### Short task:
Search the records for "CATALOG" and copy each line that holds it.

Saved data entries

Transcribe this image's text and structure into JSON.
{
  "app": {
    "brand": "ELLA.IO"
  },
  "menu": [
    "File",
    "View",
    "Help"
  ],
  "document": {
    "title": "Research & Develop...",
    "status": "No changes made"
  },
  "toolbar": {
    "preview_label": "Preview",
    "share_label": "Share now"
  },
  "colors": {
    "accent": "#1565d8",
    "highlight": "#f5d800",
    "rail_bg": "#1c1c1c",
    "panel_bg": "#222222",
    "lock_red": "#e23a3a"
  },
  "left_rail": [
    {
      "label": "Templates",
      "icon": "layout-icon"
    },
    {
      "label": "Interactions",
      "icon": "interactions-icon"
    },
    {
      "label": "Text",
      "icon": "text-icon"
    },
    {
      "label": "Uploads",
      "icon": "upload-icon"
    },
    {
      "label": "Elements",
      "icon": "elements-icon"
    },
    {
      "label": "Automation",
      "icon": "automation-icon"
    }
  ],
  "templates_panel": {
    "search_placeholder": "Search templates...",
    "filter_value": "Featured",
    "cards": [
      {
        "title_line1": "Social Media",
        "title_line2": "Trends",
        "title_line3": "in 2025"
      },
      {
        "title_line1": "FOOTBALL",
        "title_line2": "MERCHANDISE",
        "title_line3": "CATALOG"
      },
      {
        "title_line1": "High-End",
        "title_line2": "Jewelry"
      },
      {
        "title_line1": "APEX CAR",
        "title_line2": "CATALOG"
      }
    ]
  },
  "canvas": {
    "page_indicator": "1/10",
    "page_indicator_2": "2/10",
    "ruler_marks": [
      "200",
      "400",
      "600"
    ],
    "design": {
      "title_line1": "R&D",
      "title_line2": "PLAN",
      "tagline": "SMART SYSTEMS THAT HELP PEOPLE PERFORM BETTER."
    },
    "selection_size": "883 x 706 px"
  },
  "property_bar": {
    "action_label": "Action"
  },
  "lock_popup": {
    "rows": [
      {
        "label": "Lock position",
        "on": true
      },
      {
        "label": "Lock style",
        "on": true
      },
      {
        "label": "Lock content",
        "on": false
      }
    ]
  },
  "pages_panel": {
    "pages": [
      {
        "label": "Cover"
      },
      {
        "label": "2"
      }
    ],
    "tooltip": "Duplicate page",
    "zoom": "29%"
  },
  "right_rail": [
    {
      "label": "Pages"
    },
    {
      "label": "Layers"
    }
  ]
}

### Complete output:
        "title_line3": "CATALOG"
        "title_line2": "CATALOG"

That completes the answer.